(Stored data)
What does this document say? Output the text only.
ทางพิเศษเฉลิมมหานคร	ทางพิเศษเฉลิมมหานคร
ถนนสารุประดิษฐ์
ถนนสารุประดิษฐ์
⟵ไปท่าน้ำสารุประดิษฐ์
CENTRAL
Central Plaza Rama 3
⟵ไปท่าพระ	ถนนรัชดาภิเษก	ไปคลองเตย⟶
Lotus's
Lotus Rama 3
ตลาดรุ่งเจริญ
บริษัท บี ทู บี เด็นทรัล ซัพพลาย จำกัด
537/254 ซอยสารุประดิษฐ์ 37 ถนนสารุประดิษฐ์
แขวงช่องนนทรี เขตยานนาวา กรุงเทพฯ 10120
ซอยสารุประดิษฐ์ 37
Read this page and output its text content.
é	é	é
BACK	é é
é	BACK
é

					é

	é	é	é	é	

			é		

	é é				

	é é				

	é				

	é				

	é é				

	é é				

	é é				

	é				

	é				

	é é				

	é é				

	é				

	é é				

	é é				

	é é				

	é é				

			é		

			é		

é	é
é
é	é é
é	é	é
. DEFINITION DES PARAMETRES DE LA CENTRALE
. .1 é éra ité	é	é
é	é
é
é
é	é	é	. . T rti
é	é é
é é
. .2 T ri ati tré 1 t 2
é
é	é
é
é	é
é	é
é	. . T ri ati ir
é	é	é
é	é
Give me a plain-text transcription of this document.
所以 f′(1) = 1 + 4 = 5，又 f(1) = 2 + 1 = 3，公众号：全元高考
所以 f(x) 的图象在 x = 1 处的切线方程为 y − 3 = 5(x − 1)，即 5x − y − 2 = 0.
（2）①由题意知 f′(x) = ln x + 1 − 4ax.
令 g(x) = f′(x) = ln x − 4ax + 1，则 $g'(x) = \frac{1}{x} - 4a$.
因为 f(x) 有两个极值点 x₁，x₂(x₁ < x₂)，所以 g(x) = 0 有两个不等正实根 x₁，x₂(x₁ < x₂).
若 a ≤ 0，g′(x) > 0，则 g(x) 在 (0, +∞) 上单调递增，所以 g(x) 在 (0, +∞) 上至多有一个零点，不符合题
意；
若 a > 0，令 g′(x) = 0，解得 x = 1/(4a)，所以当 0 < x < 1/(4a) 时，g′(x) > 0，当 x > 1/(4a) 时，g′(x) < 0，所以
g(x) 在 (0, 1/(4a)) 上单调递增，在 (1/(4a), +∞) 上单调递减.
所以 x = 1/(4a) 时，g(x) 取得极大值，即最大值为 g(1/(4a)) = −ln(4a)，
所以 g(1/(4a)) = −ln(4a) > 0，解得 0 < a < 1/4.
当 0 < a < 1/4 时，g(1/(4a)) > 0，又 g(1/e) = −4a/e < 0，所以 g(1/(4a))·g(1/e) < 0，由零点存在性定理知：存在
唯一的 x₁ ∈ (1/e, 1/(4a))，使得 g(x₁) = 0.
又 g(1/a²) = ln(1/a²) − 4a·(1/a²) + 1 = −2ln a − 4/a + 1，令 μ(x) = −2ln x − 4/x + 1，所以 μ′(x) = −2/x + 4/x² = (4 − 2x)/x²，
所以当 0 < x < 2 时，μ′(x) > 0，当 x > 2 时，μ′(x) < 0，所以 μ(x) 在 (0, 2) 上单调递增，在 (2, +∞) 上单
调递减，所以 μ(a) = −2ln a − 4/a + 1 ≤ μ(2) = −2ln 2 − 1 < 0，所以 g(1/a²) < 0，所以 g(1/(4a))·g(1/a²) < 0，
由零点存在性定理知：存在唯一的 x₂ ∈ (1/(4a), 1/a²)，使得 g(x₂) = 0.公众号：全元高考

Task requirements -
Write out the complete set of records exactly as given.

Written response -
What does this document say? Output the text only.
ทางพิเศษเฉลิมมหานคร	ทางพิเศษเฉลิมมหานคร
ถนนสารุประดิษฐ์
ถนนสารุประดิษฐ์
⟵ไปท่าน้ำสารุประดิษฐ์
CENTRAL
Central Plaza Rama 3
⟵ไปท่าพระ	ถนนรัชดาภิเษก	ไปคลองเตย⟶
Lotus's
Lotus Rama 3
ตลาดรุ่งเจริญ
บริษัท บี ทู บี เด็นทรัล ซัพพลาย จำกัด
537/254 ซอยสารุประดิษฐ์ 37 ถนนสารุประดิษฐ์
แขวงช่องนนทรี เขตยานนาวา กรุงเทพฯ 10120
ซอยสารุประดิษฐ์ 37
Read this page and output its text content.
é	é	é
BACK	é é
é	BACK
é

					é

	é	é	é	é	

			é		

	é é				

	é é				

	é				

	é				

	é é				

	é é				

	é é				

	é				

	é				

	é é				

	é é				

	é				

	é é				

	é é				

	é é				

	é é				

			é		

			é		

é	é
é
é	é é
é	é	é
. DEFINITION DES PARAMETRES DE LA CENTRALE
. .1 é éra ité	é	é
é	é
é
é
é	é	é	. . T rti
é	é é
é é
. .2 T ri ati tré 1 t 2
é
é	é
é
é	é
é	é
é	. . T ri ati ir
é	é	é
é	é
Give me a plain-text transcription of this document.
所以 f′(1) = 1 + 4 = 5，又 f(1) = 2 + 1 = 3，公众号：全元高考
所以 f(x) 的图象在 x = 1 处的切线方程为 y − 3 = 5(x − 1)，即 5x − y − 2 = 0.
（2）①由题意知 f′(x) = ln x + 1 − 4ax.
令 g(x) = f′(x) = ln x − 4ax + 1，则 $g'(x) = \frac{1}{x} - 4a$.
因为 f(x) 有两个极值点 x₁，x₂(x₁ < x₂)，所以 g(x) = 0 有两个不等正实根 x₁，x₂(x₁ < x₂).
若 a ≤ 0，g′(x) > 0，则 g(x) 在 (0, +∞) 上单调递增，所以 g(x) 在 (0, +∞) 上至多有一个零点，不符合题
意；
若 a > 0，令 g′(x) = 0，解得 x = 1/(4a)，所以当 0 < x < 1/(4a) 时，g′(x) > 0，当 x > 1/(4a) 时，g′(x) < 0，所以
g(x) 在 (0, 1/(4a)) 上单调递增，在 (1/(4a), +∞) 上单调递减.
所以 x = 1/(4a) 时，g(x) 取得极大值，即最大值为 g(1/(4a)) = −ln(4a)，
所以 g(1/(4a)) = −ln(4a) > 0，解得 0 < a < 1/4.
当 0 < a < 1/4 时，g(1/(4a)) > 0，又 g(1/e) = −4a/e < 0，所以 g(1/(4a))·g(1/e) < 0，由零点存在性定理知：存在
唯一的 x₁ ∈ (1/e, 1/(4a))，使得 g(x₁) = 0.
又 g(1/a²) = ln(1/a²) − 4a·(1/a²) + 1 = −2ln a − 4/a + 1，令 μ(x) = −2ln x − 4/x + 1，所以 μ′(x) = −2/x + 4/x² = (4 − 2x)/x²，
所以当 0 < x < 2 时，μ′(x) > 0，当 x > 2 时，μ′(x) < 0，所以 μ(x) 在 (0, 2) 上单调递增，在 (2, +∞) 上单
调递减，所以 μ(a) = −2ln a − 4/a + 1 ≤ μ(2) = −2ln 2 − 1 < 0，所以 g(1/a²) < 0，所以 g(1/(4a))·g(1/a²) < 0，
由零点存在性定理知：存在唯一的 x₂ ∈ (1/(4a), 1/a²)，使得 g(x₂) = 0.公众号：全元高考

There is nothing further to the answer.